**Objective**
Separate out the lines that hold "subtitle".

[Chart and figure data]
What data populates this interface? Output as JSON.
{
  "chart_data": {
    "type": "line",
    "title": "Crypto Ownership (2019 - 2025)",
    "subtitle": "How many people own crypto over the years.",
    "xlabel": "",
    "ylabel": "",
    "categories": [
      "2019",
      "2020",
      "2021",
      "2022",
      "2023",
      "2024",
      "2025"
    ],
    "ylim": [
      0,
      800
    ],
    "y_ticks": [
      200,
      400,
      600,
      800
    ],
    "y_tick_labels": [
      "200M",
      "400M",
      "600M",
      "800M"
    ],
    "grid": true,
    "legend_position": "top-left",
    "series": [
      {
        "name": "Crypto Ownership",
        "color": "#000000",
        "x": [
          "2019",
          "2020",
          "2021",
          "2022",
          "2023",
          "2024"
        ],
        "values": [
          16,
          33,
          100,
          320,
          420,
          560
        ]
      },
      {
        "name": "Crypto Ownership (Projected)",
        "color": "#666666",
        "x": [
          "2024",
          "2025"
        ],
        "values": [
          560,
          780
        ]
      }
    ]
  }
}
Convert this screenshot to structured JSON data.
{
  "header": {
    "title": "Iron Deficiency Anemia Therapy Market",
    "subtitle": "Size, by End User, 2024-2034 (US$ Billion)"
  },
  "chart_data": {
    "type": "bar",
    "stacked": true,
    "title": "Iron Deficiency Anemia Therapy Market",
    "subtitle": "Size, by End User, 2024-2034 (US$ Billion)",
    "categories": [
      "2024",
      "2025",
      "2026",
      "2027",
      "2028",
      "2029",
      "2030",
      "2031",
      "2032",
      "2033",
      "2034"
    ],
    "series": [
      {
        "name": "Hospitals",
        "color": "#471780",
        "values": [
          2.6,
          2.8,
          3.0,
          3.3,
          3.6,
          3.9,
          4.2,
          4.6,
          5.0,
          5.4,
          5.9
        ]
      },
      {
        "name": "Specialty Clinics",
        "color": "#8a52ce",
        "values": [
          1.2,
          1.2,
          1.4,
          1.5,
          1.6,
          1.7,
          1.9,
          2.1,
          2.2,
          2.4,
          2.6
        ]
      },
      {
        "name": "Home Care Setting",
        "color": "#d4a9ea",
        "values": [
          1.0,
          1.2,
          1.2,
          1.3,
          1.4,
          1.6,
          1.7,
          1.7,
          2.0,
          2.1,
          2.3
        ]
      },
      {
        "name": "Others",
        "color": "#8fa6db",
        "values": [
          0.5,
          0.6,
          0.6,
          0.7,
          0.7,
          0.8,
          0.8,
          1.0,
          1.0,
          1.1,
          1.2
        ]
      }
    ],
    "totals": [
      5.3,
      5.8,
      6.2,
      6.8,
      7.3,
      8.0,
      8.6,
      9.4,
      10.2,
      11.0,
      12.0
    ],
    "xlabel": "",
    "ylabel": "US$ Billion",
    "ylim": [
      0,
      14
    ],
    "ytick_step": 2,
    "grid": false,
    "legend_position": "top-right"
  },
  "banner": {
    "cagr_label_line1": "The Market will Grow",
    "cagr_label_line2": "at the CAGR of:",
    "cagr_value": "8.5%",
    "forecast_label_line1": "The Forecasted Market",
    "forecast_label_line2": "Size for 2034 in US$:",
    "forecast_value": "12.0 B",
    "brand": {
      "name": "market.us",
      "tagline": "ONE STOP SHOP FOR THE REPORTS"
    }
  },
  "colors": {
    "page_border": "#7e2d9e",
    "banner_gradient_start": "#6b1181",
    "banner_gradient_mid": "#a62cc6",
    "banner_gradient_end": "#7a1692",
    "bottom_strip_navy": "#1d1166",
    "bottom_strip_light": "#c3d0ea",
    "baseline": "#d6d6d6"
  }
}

**Expected output**
    "subtitle": "How many people own crypto over the years.",
    "subtitle": "Size, by End User, 2024-2034 (US$ Billion)"
    "subtitle": "Size, by End User, 2024-2034 (US$ Billion)",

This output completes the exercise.